-- begin EXERCISE INPUT --

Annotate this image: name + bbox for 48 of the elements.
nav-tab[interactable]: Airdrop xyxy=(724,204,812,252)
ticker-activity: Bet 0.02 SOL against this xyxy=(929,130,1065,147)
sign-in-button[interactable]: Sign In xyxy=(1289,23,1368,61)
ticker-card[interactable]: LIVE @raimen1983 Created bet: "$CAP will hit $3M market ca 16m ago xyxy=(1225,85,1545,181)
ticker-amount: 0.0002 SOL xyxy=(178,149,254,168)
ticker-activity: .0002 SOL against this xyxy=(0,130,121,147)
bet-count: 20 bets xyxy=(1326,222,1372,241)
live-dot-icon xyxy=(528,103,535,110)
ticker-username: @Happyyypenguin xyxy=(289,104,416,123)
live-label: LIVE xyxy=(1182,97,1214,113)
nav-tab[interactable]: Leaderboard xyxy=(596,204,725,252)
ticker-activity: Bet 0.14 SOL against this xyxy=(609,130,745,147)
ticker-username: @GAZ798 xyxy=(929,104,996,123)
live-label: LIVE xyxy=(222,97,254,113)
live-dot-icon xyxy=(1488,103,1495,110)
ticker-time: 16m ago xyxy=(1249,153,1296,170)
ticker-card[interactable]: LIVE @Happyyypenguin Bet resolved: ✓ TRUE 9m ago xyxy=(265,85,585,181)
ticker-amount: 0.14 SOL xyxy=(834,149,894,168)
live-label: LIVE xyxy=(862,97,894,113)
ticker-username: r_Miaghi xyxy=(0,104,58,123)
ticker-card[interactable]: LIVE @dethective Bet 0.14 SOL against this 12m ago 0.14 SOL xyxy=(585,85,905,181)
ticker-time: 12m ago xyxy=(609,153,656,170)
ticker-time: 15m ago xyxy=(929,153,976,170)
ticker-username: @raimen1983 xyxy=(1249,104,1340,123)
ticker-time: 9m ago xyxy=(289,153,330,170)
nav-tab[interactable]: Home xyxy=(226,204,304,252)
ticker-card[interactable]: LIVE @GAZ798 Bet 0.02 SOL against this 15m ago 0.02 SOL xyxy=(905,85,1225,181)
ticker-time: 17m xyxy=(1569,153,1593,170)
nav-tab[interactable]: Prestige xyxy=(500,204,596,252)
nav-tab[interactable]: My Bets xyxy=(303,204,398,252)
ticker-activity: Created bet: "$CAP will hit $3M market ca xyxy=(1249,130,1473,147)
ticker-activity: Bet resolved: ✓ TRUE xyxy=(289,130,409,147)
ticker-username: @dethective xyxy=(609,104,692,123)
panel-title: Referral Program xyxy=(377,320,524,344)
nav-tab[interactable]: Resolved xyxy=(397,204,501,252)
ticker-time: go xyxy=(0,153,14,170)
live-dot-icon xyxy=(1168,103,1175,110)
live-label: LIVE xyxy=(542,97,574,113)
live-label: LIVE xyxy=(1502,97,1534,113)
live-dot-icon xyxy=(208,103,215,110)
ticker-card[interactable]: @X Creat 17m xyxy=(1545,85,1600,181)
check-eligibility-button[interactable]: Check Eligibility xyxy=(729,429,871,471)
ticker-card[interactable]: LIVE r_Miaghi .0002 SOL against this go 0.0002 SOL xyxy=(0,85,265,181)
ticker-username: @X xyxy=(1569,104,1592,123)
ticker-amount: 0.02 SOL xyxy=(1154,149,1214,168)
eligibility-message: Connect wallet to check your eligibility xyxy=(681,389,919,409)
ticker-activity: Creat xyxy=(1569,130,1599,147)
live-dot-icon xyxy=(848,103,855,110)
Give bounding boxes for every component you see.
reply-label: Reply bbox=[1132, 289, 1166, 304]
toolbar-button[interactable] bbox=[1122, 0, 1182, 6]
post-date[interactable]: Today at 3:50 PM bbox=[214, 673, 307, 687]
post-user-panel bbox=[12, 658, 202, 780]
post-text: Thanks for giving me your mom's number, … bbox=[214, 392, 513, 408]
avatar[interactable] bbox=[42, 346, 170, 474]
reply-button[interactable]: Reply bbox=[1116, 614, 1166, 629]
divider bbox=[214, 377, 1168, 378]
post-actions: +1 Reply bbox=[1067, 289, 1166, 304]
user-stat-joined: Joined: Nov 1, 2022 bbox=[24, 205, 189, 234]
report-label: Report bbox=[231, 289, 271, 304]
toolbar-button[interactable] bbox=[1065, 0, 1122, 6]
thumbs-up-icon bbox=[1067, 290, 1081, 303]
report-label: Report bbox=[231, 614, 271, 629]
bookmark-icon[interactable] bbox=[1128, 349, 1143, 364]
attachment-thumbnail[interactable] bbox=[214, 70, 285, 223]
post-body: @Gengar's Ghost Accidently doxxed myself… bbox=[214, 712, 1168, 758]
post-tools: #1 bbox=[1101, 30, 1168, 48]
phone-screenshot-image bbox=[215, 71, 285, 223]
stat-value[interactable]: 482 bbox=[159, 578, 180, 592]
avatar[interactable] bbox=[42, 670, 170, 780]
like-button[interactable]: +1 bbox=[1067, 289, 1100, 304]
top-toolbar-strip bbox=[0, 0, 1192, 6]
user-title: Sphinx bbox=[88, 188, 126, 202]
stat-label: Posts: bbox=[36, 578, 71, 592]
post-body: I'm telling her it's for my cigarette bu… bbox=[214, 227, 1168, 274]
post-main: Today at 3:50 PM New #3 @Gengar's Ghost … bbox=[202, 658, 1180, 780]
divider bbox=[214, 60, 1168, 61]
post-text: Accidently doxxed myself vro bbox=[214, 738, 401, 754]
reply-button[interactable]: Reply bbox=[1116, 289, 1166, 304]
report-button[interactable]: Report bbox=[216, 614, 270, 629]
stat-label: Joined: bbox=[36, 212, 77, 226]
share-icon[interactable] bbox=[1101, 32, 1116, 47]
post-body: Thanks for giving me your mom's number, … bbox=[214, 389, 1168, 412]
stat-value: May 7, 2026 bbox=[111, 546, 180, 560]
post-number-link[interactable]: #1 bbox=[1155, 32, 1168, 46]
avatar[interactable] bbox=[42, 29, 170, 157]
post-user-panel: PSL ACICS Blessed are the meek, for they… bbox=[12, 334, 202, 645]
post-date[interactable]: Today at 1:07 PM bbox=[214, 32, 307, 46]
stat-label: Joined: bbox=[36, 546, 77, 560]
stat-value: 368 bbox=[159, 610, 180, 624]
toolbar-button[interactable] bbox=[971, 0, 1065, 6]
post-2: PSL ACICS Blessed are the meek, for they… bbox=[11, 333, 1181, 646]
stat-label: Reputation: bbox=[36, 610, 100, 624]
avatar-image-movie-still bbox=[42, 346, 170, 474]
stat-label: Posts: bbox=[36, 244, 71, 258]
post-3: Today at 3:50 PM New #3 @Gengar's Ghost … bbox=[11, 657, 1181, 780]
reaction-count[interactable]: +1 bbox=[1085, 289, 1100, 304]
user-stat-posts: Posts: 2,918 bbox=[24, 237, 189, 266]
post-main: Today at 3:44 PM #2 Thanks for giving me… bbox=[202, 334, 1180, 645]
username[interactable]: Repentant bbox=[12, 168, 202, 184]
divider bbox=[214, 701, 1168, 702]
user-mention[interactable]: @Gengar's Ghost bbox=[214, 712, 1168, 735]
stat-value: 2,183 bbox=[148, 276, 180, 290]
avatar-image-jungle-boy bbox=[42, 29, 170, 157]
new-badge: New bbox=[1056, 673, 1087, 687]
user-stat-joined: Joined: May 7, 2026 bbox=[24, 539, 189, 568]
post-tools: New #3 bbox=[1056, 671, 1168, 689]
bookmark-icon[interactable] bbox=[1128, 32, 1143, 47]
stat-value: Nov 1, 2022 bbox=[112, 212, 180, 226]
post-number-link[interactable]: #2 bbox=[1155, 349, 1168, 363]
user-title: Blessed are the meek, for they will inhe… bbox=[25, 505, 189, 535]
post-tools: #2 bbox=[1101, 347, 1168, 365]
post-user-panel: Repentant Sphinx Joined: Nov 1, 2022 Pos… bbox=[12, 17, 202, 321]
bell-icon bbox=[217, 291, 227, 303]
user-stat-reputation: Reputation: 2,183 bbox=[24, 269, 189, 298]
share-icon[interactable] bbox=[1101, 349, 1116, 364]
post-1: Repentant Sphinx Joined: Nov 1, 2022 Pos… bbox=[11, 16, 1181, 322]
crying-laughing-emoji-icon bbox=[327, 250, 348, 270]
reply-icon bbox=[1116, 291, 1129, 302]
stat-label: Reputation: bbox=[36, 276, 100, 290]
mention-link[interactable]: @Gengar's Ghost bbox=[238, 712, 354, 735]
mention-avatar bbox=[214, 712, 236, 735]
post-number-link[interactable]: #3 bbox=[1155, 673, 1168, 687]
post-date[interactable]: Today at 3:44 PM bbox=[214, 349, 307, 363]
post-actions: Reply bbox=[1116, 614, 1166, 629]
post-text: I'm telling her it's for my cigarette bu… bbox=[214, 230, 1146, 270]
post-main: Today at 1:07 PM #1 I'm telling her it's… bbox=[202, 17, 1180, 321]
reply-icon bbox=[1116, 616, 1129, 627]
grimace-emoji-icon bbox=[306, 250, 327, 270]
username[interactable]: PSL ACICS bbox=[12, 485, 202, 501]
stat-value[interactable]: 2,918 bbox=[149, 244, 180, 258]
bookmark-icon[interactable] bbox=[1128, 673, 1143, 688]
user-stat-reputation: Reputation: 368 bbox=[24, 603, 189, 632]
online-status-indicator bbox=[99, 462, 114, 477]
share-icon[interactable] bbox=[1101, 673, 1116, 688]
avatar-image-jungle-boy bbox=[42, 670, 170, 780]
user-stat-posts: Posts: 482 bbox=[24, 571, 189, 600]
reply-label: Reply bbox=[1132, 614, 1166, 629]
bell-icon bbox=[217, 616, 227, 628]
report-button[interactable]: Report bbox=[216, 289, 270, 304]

-- end EXERCISE INPUT --

WORK TO COMPLETE: Give the rows as a JSON list of strings, one string per line and no blank lines. Begin at the first row and stop after the line that contains "live-label: LIVE xyxy=(1182,97,1214,113)".

SOLUTION TO THIS EXERCISE:
[
  "Annotate this image: name + bbox for 48 of the elements.",
  "nav-tab[interactable]: Airdrop xyxy=(724,204,812,252)",
  "ticker-activity: Bet 0.02 SOL against this xyxy=(929,130,1065,147)",
  "sign-in-button[interactable]: Sign In xyxy=(1289,23,1368,61)",
  "ticker-card[interactable]: LIVE @raimen1983 Created bet: \"$CAP will hit $3M market ca 16m ago xyxy=(1225,85,1545,181)",
  "ticker-amount: 0.0002 SOL xyxy=(178,149,254,168)",
  "ticker-activity: .0002 SOL against this xyxy=(0,130,121,147)",
  "bet-count: 20 bets xyxy=(1326,222,1372,241)",
  "live-dot-icon xyxy=(528,103,535,110)",
  "ticker-username: @Happyyypenguin xyxy=(289,104,416,123)",
  "live-label: LIVE xyxy=(1182,97,1214,113)"
]